**EXERCISE BRIEF**
Without the images, write out all of the following entries exactly.

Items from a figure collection
****************************************

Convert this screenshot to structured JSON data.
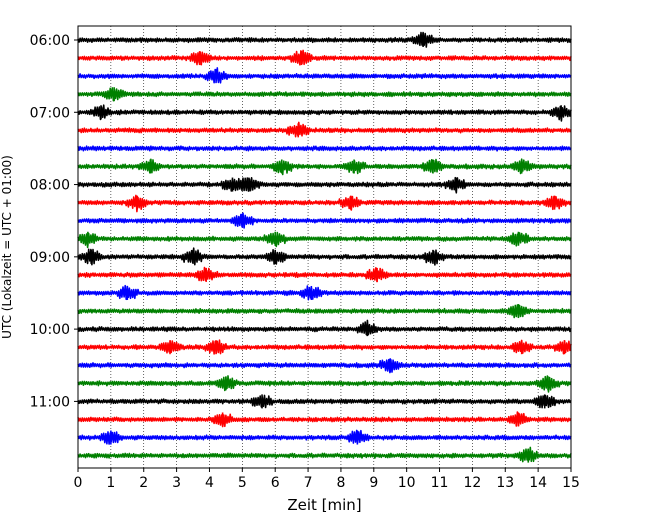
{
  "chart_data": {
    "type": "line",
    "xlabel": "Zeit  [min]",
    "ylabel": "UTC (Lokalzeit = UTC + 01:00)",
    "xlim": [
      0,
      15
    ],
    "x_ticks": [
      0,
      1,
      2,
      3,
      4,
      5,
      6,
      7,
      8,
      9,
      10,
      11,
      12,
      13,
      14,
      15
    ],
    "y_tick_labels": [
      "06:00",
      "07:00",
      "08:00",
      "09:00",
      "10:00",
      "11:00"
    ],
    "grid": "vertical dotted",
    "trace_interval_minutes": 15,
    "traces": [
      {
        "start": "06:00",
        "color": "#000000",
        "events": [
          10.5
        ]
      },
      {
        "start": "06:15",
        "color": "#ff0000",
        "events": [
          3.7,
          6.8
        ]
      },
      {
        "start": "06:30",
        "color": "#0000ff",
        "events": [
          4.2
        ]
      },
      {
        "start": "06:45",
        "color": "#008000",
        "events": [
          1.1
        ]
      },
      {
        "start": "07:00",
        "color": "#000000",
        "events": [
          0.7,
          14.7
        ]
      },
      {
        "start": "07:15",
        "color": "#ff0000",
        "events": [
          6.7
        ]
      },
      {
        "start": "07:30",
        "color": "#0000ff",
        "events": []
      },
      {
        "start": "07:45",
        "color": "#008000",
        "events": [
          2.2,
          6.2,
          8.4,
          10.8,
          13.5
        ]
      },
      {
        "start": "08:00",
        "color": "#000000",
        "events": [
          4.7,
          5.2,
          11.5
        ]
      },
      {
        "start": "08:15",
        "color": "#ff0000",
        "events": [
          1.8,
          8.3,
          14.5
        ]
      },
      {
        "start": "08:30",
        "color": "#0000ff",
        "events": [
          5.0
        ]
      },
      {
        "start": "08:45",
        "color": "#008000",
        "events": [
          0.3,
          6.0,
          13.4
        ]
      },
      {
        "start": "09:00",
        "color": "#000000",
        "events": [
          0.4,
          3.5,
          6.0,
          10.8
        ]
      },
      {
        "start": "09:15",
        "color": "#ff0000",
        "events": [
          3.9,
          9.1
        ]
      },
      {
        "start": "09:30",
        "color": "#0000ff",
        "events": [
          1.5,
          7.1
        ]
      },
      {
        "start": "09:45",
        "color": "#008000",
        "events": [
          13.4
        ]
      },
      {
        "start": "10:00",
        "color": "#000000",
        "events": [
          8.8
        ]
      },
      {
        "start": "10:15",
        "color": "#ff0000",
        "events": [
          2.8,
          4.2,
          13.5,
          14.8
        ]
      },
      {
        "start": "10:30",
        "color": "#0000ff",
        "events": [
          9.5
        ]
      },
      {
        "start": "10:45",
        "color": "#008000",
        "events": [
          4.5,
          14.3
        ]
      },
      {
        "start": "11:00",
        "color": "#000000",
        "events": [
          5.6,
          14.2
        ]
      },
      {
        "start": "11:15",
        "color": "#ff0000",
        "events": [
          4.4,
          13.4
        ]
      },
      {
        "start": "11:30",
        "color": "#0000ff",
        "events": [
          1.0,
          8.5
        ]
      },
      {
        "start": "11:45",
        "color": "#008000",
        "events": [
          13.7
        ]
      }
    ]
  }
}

****************************************

**SOLUTION FOR THIS EXERCISE**
Convert this screenshot to structured JSON data.
{
  "chart_data": {
    "type": "line",
    "xlabel": "Zeit  [min]",
    "ylabel": "UTC (Lokalzeit = UTC + 01:00)",
    "xlim": [
      0,
      15
    ],
    "x_ticks": [
      0,
      1,
      2,
      3,
      4,
      5,
      6,
      7,
      8,
      9,
      10,
      11,
      12,
      13,
      14,
      15
    ],
    "y_tick_labels": [
      "06:00",
      "07:00",
      "08:00",
      "09:00",
      "10:00",
      "11:00"
    ],
    "grid": "vertical dotted",
    "trace_interval_minutes": 15,
    "traces": [
      {
        "start": "06:00",
        "color": "#000000",
        "events": [
          10.5
        ]
      },
      {
        "start": "06:15",
        "color": "#ff0000",
        "events": [
          3.7,
          6.8
        ]
      },
      {
        "start": "06:30",
        "color": "#0000ff",
        "events": [
          4.2
        ]
      },
      {
        "start": "06:45",
        "color": "#008000",
        "events": [
          1.1
        ]
      },
      {
        "start": "07:00",
        "color": "#000000",
        "events": [
          0.7,
          14.7
        ]
      },
      {
        "start": "07:15",
        "color": "#ff0000",
        "events": [
          6.7
        ]
      },
      {
        "start": "07:30",
        "color": "#0000ff",
        "events": []
      },
      {
        "start": "07:45",
        "color": "#008000",
        "events": [
          2.2,
          6.2,
          8.4,
          10.8,
          13.5
        ]
      },
      {
        "start": "08:00",
        "color": "#000000",
        "events": [
          4.7,
          5.2,
          11.5
        ]
      },
      {
        "start": "08:15",
        "color": "#ff0000",
        "events": [
          1.8,
          8.3,
          14.5
        ]
      },
      {
        "start": "08:30",
        "color": "#0000ff",
        "events": [
          5.0
        ]
      },
      {
        "start": "08:45",
        "color": "#008000",
        "events": [
          0.3,
          6.0,
          13.4
        ]
      },
      {
        "start": "09:00",
        "color": "#000000",
        "events": [
          0.4,
          3.5,
          6.0,
          10.8
        ]
      },
      {
        "start": "09:15",
        "color": "#ff0000",
        "events": [
          3.9,
          9.1
        ]
      },
      {
        "start": "09:30",
        "color": "#0000ff",
        "events": [
          1.5,
          7.1
        ]
      },
      {
        "start": "09:45",
        "color": "#008000",
        "events": [
          13.4
        ]
      },
      {
        "start": "10:00",
        "color": "#000000",
        "events": [
          8.8
        ]
      },
      {
        "start": "10:15",
        "color": "#ff0000",
        "events": [
          2.8,
          4.2,
          13.5,
          14.8
        ]
      },
      {
        "start": "10:30",
        "color": "#0000ff",
        "events": [
          9.5
        ]
      },
      {
        "start": "10:45",
        "color": "#008000",
        "events": [
          4.5,
          14.3
        ]
      },
      {
        "start": "11:00",
        "color": "#000000",
        "events": [
          5.6,
          14.2
        ]
      },
      {
        "start": "11:15",
        "color": "#ff0000",
        "events": [
          4.4,
          13.4
        ]
      },
      {
        "start": "11:30",
        "color": "#0000ff",
        "events": [
          1.0,
          8.5
        ]
      },
      {
        "start": "11:45",
        "color": "#008000",
        "events": [
          13.7
        ]
      }
    ]
  }
}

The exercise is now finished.